> [Record list]:

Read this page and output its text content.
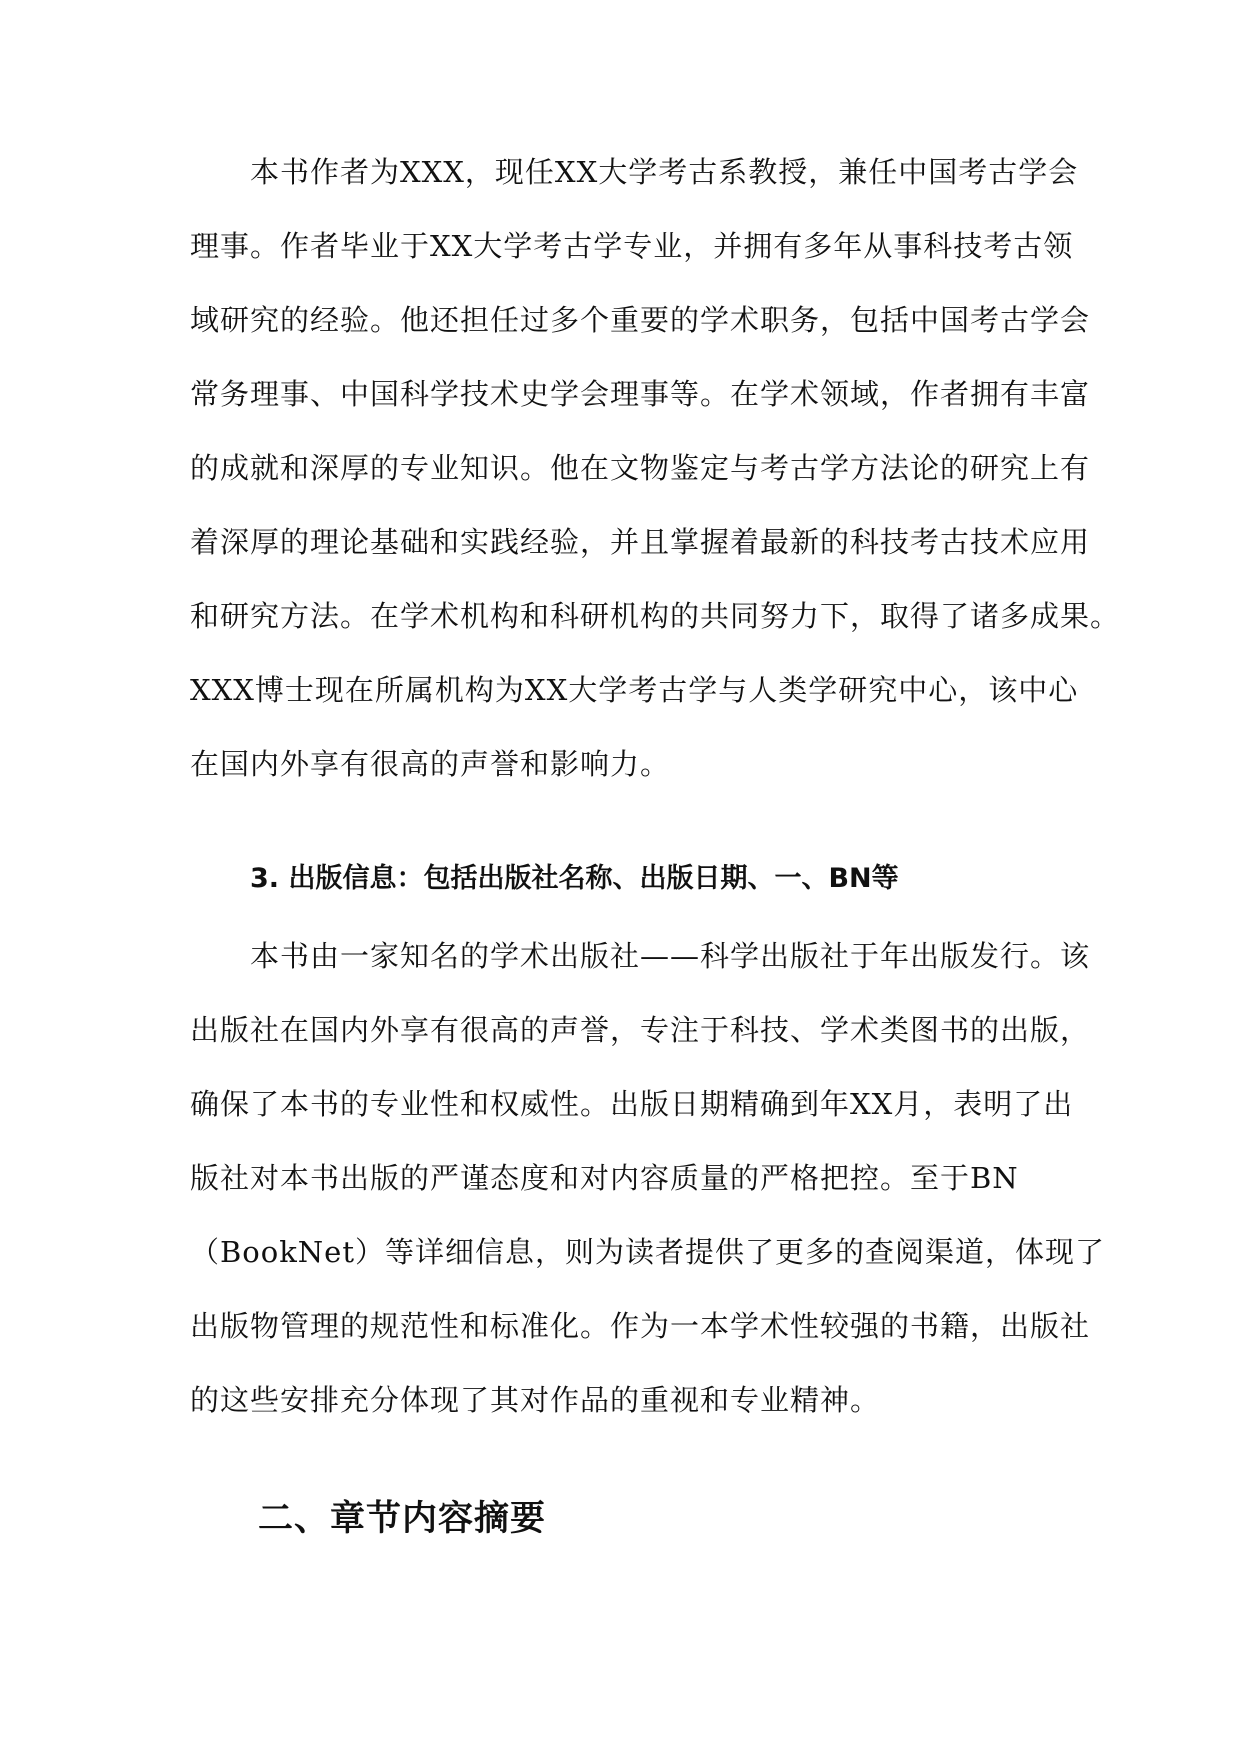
本书作者为XXX，现任XX大学考古系教授，兼任中国考古学会
理事。作者毕业于XX大学考古学专业，并拥有多年从事科技考古领
域研究的经验。他还担任过多个重要的学术职务，包括中国考古学会
常务理事、中国科学技术史学会理事等。在学术领域，作者拥有丰富
的成就和深厚的专业知识。他在文物鉴定与考古学方法论的研究上有
着深厚的理论基础和实践经验，并且掌握着最新的科技考古技术应用
和研究方法。在学术机构和科研机构的共同努力下，取得了诸多成果。
XXX博士现在所属机构为XX大学考古学与人类学研究中心，该中心
在国内外享有很高的声誉和影响力。
3. 出版信息：包括出版社名称、出版日期、一、BN等
本书由一家知名的学术出版社——科学出版社于年出版发行。该
出版社在国内外享有很高的声誉，专注于科技、学术类图书的出版，
确保了本书的专业性和权威性。出版日期精确到年XX月，表明了出
版社对本书出版的严谨态度和对内容质量的严格把控。至于BN
（BookNet）等详细信息，则为读者提供了更多的查阅渠道，体现了
出版物管理的规范性和标准化。作为一本学术性较强的书籍，出版社
的这些安排充分体现了其对作品的重视和专业精神。
二、章节内容摘要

> [Required work]: Reproduce the material above in full, exactly, with no images.

> [Completed exercise]:
Read this page and output its text content.
本书作者为XXX，现任XX大学考古系教授，兼任中国考古学会
理事。作者毕业于XX大学考古学专业，并拥有多年从事科技考古领
域研究的经验。他还担任过多个重要的学术职务，包括中国考古学会
常务理事、中国科学技术史学会理事等。在学术领域，作者拥有丰富
的成就和深厚的专业知识。他在文物鉴定与考古学方法论的研究上有
着深厚的理论基础和实践经验，并且掌握着最新的科技考古技术应用
和研究方法。在学术机构和科研机构的共同努力下，取得了诸多成果。
XXX博士现在所属机构为XX大学考古学与人类学研究中心，该中心
在国内外享有很高的声誉和影响力。
3. 出版信息：包括出版社名称、出版日期、一、BN等
本书由一家知名的学术出版社——科学出版社于年出版发行。该
出版社在国内外享有很高的声誉，专注于科技、学术类图书的出版，
确保了本书的专业性和权威性。出版日期精确到年XX月，表明了出
版社对本书出版的严谨态度和对内容质量的严格把控。至于BN
（BookNet）等详细信息，则为读者提供了更多的查阅渠道，体现了
出版物管理的规范性和标准化。作为一本学术性较强的书籍，出版社
的这些安排充分体现了其对作品的重视和专业精神。
二、章节内容摘要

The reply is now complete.